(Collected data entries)
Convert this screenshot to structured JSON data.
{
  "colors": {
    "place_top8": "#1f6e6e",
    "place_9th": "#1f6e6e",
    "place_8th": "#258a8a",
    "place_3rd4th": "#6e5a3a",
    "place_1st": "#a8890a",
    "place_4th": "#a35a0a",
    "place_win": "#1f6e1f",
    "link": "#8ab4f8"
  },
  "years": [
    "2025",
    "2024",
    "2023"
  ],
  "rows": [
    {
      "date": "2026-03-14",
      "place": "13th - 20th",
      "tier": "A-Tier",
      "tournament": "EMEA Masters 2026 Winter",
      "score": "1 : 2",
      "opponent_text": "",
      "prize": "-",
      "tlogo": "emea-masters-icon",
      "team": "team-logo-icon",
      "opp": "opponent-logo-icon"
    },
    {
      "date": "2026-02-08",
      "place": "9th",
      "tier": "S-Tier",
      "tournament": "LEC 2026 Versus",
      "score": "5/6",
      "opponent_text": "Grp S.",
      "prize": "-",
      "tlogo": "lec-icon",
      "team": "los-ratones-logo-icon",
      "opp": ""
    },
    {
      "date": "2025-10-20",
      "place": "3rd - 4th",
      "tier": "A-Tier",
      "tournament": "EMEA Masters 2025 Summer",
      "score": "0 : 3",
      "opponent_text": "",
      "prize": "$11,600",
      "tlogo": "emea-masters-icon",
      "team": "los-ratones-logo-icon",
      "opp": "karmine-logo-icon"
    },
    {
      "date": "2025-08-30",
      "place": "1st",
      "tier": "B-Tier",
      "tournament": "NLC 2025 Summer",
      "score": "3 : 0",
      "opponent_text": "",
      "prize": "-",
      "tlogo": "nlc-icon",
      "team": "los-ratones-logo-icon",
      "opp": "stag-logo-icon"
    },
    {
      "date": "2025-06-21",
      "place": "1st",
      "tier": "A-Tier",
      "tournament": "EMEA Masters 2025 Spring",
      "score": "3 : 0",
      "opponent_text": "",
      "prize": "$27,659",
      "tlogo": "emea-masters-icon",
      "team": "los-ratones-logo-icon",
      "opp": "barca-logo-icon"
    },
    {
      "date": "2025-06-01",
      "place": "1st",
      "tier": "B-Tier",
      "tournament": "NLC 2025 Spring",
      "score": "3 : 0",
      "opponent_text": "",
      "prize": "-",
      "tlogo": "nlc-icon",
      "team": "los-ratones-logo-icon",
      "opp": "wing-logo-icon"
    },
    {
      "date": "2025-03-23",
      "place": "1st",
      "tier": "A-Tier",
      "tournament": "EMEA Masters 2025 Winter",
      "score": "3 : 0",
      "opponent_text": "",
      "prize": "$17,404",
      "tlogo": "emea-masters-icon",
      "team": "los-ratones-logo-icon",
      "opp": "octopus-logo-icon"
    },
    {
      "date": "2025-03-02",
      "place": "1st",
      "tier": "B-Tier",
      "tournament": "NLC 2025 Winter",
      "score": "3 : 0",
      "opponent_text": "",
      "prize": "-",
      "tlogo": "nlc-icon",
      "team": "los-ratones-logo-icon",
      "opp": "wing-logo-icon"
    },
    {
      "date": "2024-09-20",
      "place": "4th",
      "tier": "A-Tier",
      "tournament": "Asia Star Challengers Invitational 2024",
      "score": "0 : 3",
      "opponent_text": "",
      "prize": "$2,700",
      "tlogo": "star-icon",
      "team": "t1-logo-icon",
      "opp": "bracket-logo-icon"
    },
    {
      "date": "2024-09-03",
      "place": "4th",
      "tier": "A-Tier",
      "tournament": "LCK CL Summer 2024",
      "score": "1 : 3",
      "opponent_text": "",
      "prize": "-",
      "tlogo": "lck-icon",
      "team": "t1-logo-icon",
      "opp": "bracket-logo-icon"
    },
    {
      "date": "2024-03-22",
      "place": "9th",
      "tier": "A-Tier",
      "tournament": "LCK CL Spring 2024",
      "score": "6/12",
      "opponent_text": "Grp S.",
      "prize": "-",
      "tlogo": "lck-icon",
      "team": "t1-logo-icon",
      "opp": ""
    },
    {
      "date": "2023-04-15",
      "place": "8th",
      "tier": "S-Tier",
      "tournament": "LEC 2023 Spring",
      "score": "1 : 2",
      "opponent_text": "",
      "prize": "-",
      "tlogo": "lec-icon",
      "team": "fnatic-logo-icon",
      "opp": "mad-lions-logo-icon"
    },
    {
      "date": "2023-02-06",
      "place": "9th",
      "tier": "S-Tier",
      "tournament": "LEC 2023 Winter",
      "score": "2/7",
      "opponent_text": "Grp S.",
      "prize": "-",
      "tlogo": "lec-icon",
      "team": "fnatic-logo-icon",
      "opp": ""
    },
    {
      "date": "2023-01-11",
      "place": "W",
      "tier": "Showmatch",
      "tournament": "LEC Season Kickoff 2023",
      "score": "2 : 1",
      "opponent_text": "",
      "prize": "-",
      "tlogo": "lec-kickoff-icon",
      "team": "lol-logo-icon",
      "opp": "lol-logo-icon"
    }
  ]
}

* _Aim of the task_
Make a verbatim copy of every entry shown above.

* _Problem solution_
Convert this screenshot to structured JSON data.
{
  "colors": {
    "place_top8": "#1f6e6e",
    "place_9th": "#1f6e6e",
    "place_8th": "#258a8a",
    "place_3rd4th": "#6e5a3a",
    "place_1st": "#a8890a",
    "place_4th": "#a35a0a",
    "place_win": "#1f6e1f",
    "link": "#8ab4f8"
  },
  "years": [
    "2025",
    "2024",
    "2023"
  ],
  "rows": [
    {
      "date": "2026-03-14",
      "place": "13th - 20th",
      "tier": "A-Tier",
      "tournament": "EMEA Masters 2026 Winter",
      "score": "1 : 2",
      "opponent_text": "",
      "prize": "-",
      "tlogo": "emea-masters-icon",
      "team": "team-logo-icon",
      "opp": "opponent-logo-icon"
    },
    {
      "date": "2026-02-08",
      "place": "9th",
      "tier": "S-Tier",
      "tournament": "LEC 2026 Versus",
      "score": "5/6",
      "opponent_text": "Grp S.",
      "prize": "-",
      "tlogo": "lec-icon",
      "team": "los-ratones-logo-icon",
      "opp": ""
    },
    {
      "date": "2025-10-20",
      "place": "3rd - 4th",
      "tier": "A-Tier",
      "tournament": "EMEA Masters 2025 Summer",
      "score": "0 : 3",
      "opponent_text": "",
      "prize": "$11,600",
      "tlogo": "emea-masters-icon",
      "team": "los-ratones-logo-icon",
      "opp": "karmine-logo-icon"
    },
    {
      "date": "2025-08-30",
      "place": "1st",
      "tier": "B-Tier",
      "tournament": "NLC 2025 Summer",
      "score": "3 : 0",
      "opponent_text": "",
      "prize": "-",
      "tlogo": "nlc-icon",
      "team": "los-ratones-logo-icon",
      "opp": "stag-logo-icon"
    },
    {
      "date": "2025-06-21",
      "place": "1st",
      "tier": "A-Tier",
      "tournament": "EMEA Masters 2025 Spring",
      "score": "3 : 0",
      "opponent_text": "",
      "prize": "$27,659",
      "tlogo": "emea-masters-icon",
      "team": "los-ratones-logo-icon",
      "opp": "barca-logo-icon"
    },
    {
      "date": "2025-06-01",
      "place": "1st",
      "tier": "B-Tier",
      "tournament": "NLC 2025 Spring",
      "score": "3 : 0",
      "opponent_text": "",
      "prize": "-",
      "tlogo": "nlc-icon",
      "team": "los-ratones-logo-icon",
      "opp": "wing-logo-icon"
    },
    {
      "date": "2025-03-23",
      "place": "1st",
      "tier": "A-Tier",
      "tournament": "EMEA Masters 2025 Winter",
      "score": "3 : 0",
      "opponent_text": "",
      "prize": "$17,404",
      "tlogo": "emea-masters-icon",
      "team": "los-ratones-logo-icon",
      "opp": "octopus-logo-icon"
    },
    {
      "date": "2025-03-02",
      "place": "1st",
      "tier": "B-Tier",
      "tournament": "NLC 2025 Winter",
      "score": "3 : 0",
      "opponent_text": "",
      "prize": "-",
      "tlogo": "nlc-icon",
      "team": "los-ratones-logo-icon",
      "opp": "wing-logo-icon"
    },
    {
      "date": "2024-09-20",
      "place": "4th",
      "tier": "A-Tier",
      "tournament": "Asia Star Challengers Invitational 2024",
      "score": "0 : 3",
      "opponent_text": "",
      "prize": "$2,700",
      "tlogo": "star-icon",
      "team": "t1-logo-icon",
      "opp": "bracket-logo-icon"
    },
    {
      "date": "2024-09-03",
      "place": "4th",
      "tier": "A-Tier",
      "tournament": "LCK CL Summer 2024",
      "score": "1 : 3",
      "opponent_text": "",
      "prize": "-",
      "tlogo": "lck-icon",
      "team": "t1-logo-icon",
      "opp": "bracket-logo-icon"
    },
    {
      "date": "2024-03-22",
      "place": "9th",
      "tier": "A-Tier",
      "tournament": "LCK CL Spring 2024",
      "score": "6/12",
      "opponent_text": "Grp S.",
      "prize": "-",
      "tlogo": "lck-icon",
      "team": "t1-logo-icon",
      "opp": ""
    },
    {
      "date": "2023-04-15",
      "place": "8th",
      "tier": "S-Tier",
      "tournament": "LEC 2023 Spring",
      "score": "1 : 2",
      "opponent_text": "",
      "prize": "-",
      "tlogo": "lec-icon",
      "team": "fnatic-logo-icon",
      "opp": "mad-lions-logo-icon"
    },
    {
      "date": "2023-02-06",
      "place": "9th",
      "tier": "S-Tier",
      "tournament": "LEC 2023 Winter",
      "score": "2/7",
      "opponent_text": "Grp S.",
      "prize": "-",
      "tlogo": "lec-icon",
      "team": "fnatic-logo-icon",
      "opp": ""
    },
    {
      "date": "2023-01-11",
      "place": "W",
      "tier": "Showmatch",
      "tournament": "LEC Season Kickoff 2023",
      "score": "2 : 1",
      "opponent_text": "",
      "prize": "-",
      "tlogo": "lec-kickoff-icon",
      "team": "lol-logo-icon",
      "opp": "lol-logo-icon"
    }
  ]
}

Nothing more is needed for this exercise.